Begin Task inputs

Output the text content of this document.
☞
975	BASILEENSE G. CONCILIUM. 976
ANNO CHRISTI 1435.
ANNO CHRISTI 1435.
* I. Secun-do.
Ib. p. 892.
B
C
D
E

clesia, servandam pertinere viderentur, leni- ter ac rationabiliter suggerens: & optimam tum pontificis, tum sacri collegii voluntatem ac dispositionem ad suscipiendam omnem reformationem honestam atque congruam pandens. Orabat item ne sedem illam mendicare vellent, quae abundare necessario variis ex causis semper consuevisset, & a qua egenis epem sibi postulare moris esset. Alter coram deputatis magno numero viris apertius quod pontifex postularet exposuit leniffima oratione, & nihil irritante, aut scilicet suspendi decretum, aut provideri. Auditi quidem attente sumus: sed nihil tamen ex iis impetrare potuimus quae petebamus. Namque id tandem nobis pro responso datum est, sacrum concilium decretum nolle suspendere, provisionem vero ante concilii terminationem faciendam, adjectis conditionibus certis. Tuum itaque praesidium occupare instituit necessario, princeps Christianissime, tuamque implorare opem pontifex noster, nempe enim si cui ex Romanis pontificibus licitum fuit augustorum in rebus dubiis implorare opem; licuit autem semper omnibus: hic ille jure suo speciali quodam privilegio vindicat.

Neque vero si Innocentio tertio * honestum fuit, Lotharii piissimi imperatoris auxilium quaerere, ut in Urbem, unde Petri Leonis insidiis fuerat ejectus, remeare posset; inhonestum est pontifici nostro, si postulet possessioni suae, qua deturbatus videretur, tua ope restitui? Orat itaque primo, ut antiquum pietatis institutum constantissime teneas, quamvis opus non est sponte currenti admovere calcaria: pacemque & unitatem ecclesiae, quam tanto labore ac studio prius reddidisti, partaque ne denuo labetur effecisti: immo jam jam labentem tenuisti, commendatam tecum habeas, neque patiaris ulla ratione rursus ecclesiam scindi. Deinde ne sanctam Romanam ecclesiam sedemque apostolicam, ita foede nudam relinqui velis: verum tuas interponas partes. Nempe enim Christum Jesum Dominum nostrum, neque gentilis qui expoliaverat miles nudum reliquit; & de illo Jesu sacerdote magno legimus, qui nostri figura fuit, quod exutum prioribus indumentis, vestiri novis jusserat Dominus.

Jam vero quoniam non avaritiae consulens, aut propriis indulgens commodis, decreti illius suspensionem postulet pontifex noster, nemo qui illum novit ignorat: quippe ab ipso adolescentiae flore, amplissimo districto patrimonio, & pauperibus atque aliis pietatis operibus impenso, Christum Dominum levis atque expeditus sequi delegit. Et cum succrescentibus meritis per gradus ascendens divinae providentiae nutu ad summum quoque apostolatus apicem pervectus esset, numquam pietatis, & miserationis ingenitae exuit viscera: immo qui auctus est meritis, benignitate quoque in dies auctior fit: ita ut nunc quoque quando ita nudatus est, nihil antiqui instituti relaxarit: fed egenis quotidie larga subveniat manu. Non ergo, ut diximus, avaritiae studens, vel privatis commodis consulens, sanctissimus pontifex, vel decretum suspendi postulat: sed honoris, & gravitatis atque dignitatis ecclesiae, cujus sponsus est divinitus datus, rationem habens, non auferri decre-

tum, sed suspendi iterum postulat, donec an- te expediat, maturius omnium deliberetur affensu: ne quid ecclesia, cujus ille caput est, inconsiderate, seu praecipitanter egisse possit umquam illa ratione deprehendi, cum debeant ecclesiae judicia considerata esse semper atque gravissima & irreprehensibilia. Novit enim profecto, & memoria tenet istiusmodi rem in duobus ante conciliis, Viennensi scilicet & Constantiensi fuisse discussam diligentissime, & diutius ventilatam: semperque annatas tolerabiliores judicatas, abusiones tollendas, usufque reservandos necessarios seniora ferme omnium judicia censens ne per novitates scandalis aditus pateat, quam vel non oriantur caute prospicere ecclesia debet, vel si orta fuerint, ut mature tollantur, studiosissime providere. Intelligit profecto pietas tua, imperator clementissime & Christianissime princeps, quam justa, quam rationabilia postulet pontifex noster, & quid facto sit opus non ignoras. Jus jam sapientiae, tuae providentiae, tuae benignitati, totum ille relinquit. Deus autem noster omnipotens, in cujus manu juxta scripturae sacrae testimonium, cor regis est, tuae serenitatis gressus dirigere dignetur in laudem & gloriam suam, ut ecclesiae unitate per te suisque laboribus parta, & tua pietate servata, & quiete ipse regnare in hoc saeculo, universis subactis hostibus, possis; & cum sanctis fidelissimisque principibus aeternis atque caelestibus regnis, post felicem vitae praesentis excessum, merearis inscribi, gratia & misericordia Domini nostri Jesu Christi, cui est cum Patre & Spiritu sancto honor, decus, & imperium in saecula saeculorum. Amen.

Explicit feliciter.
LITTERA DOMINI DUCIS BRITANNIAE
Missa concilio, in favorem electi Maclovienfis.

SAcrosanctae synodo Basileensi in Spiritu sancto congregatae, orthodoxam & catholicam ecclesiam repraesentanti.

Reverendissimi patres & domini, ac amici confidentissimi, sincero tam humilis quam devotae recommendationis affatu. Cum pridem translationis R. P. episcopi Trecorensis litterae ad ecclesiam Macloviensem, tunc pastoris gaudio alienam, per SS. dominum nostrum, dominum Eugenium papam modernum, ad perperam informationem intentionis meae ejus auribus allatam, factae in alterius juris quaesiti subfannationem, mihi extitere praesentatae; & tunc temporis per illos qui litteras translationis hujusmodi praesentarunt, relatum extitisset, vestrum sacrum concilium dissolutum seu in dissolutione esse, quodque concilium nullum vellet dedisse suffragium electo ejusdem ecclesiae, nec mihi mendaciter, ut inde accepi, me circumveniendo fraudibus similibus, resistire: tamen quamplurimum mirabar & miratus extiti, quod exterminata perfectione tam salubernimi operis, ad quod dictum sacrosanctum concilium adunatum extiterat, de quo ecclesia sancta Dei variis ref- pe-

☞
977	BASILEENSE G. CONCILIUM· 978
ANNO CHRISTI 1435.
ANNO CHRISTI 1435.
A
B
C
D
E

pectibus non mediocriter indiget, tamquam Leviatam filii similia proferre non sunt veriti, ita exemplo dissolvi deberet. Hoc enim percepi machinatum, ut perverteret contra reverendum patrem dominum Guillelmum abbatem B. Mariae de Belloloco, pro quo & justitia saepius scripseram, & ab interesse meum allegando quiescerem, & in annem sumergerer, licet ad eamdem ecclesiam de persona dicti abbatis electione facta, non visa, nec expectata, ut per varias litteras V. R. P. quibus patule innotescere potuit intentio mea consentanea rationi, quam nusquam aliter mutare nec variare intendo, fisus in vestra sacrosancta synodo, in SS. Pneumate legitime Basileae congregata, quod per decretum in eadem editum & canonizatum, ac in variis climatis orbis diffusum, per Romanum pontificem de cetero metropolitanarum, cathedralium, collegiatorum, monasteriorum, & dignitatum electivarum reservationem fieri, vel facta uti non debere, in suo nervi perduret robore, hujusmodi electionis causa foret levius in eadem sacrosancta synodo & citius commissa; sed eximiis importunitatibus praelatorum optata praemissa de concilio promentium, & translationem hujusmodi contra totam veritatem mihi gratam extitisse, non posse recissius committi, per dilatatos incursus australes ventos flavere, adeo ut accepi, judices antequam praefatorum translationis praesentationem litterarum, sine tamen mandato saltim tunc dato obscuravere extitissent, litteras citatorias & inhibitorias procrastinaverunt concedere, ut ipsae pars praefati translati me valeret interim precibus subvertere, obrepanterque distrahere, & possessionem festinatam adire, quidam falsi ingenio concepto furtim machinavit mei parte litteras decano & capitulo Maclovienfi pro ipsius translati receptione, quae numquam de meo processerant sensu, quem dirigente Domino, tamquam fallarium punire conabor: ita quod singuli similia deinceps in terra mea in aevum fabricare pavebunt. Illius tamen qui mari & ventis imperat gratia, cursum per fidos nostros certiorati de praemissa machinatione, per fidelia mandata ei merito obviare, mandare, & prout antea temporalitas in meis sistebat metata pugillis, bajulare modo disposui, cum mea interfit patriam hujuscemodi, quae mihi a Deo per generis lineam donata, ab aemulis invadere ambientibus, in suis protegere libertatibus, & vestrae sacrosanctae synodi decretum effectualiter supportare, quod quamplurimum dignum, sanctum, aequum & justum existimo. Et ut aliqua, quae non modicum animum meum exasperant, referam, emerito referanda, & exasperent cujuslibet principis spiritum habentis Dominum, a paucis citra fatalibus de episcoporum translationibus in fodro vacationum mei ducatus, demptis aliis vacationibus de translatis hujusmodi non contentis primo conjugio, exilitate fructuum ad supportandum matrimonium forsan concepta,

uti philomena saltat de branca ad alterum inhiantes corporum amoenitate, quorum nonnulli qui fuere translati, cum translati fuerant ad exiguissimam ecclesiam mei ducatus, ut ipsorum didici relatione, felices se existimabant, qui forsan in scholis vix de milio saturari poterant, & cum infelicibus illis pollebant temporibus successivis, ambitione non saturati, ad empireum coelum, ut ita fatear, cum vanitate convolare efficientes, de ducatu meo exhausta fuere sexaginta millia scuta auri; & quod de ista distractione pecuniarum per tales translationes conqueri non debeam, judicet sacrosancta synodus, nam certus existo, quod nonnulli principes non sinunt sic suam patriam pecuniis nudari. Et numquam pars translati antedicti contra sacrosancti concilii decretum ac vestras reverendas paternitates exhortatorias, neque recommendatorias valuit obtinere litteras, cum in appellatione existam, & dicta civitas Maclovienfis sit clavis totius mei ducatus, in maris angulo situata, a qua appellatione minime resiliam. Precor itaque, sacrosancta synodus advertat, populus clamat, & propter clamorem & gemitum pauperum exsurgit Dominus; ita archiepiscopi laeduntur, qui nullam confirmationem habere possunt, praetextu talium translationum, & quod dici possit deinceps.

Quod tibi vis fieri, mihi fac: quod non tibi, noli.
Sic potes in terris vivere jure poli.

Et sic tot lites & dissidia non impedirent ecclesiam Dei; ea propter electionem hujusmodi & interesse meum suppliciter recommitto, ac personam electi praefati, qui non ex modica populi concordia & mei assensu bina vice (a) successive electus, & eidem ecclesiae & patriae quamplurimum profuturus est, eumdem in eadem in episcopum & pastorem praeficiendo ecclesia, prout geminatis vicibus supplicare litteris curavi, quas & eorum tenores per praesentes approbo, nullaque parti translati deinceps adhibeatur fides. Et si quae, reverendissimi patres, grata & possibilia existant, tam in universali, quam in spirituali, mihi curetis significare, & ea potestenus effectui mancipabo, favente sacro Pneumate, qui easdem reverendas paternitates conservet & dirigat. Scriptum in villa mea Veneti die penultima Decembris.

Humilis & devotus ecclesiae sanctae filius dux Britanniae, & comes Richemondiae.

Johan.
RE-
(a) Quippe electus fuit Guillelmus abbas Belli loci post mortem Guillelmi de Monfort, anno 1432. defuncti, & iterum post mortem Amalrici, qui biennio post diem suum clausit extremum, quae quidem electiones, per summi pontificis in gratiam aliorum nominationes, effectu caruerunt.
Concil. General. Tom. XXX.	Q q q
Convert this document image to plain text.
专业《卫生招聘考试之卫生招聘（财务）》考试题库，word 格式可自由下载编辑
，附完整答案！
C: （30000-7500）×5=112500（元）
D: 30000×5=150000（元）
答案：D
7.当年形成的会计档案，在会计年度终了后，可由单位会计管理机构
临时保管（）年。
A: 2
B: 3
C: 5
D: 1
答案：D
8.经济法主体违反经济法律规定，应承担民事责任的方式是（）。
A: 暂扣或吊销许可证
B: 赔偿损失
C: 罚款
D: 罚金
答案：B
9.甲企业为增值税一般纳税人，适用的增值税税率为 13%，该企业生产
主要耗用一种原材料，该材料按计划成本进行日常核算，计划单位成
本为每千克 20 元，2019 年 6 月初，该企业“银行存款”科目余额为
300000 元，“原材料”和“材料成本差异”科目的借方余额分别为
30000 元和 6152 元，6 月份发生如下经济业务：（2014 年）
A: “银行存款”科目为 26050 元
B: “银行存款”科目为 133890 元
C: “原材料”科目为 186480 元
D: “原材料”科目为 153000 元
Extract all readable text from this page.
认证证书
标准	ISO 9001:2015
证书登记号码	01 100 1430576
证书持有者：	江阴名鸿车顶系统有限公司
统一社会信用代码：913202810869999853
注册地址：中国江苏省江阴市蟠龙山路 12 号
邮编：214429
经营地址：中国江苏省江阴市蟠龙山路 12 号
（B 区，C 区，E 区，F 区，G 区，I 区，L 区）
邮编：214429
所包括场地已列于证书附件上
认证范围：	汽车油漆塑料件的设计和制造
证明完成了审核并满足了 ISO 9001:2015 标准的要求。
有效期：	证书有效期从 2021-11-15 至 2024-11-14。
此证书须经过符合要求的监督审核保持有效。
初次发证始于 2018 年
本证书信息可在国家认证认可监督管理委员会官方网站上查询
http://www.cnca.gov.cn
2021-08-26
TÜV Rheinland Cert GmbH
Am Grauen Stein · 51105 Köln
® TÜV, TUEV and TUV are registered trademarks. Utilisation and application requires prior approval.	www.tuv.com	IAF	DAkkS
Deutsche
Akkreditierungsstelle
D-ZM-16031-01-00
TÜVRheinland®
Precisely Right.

End Task inputs

Written problem: From the line containing "Convert this document image to plain text." to the last line of the material, please quote every line exactly and only those.

The result:
Convert this document image to plain text.
专业《卫生招聘考试之卫生招聘（财务）》考试题库，word 格式可自由下载编辑
，附完整答案！
C: （30000-7500）×5=112500（元）
D: 30000×5=150000（元）
答案：D
7.当年形成的会计档案，在会计年度终了后，可由单位会计管理机构
临时保管（）年。
A: 2
B: 3
C: 5
D: 1
答案：D
8.经济法主体违反经济法律规定，应承担民事责任的方式是（）。
A: 暂扣或吊销许可证
B: 赔偿损失
C: 罚款
D: 罚金
答案：B
9.甲企业为增值税一般纳税人，适用的增值税税率为 13%，该企业生产
主要耗用一种原材料，该材料按计划成本进行日常核算，计划单位成
本为每千克 20 元，2019 年 6 月初，该企业“银行存款”科目余额为
300000 元，“原材料”和“材料成本差异”科目的借方余额分别为
30000 元和 6152 元，6 月份发生如下经济业务：（2014 年）
A: “银行存款”科目为 26050 元
B: “银行存款”科目为 133890 元
C: “原材料”科目为 186480 元
D: “原材料”科目为 153000 元
Extract all readable text from this page.
认证证书
标准	ISO 9001:2015
证书登记号码	01 100 1430576
证书持有者：	江阴名鸿车顶系统有限公司
统一社会信用代码：913202810869999853
注册地址：中国江苏省江阴市蟠龙山路 12 号
邮编：214429
经营地址：中国江苏省江阴市蟠龙山路 12 号
（B 区，C 区，E 区，F 区，G 区，I 区，L 区）
邮编：214429
所包括场地已列于证书附件上
认证范围：	汽车油漆塑料件的设计和制造
证明完成了审核并满足了 ISO 9001:2015 标准的要求。
有效期：	证书有效期从 2021-11-15 至 2024-11-14。
此证书须经过符合要求的监督审核保持有效。
初次发证始于 2018 年
本证书信息可在国家认证认可监督管理委员会官方网站上查询
http://www.cnca.gov.cn
2021-08-26
TÜV Rheinland Cert GmbH
Am Grauen Stein · 51105 Köln
® TÜV, TUEV and TUV are registered trademarks. Utilisation and application requires prior approval.	www.tuv.com	IAF	DAkkS
Deutsche
Akkreditierungsstelle
D-ZM-16031-01-00
TÜVRheinland®
Precisely Right.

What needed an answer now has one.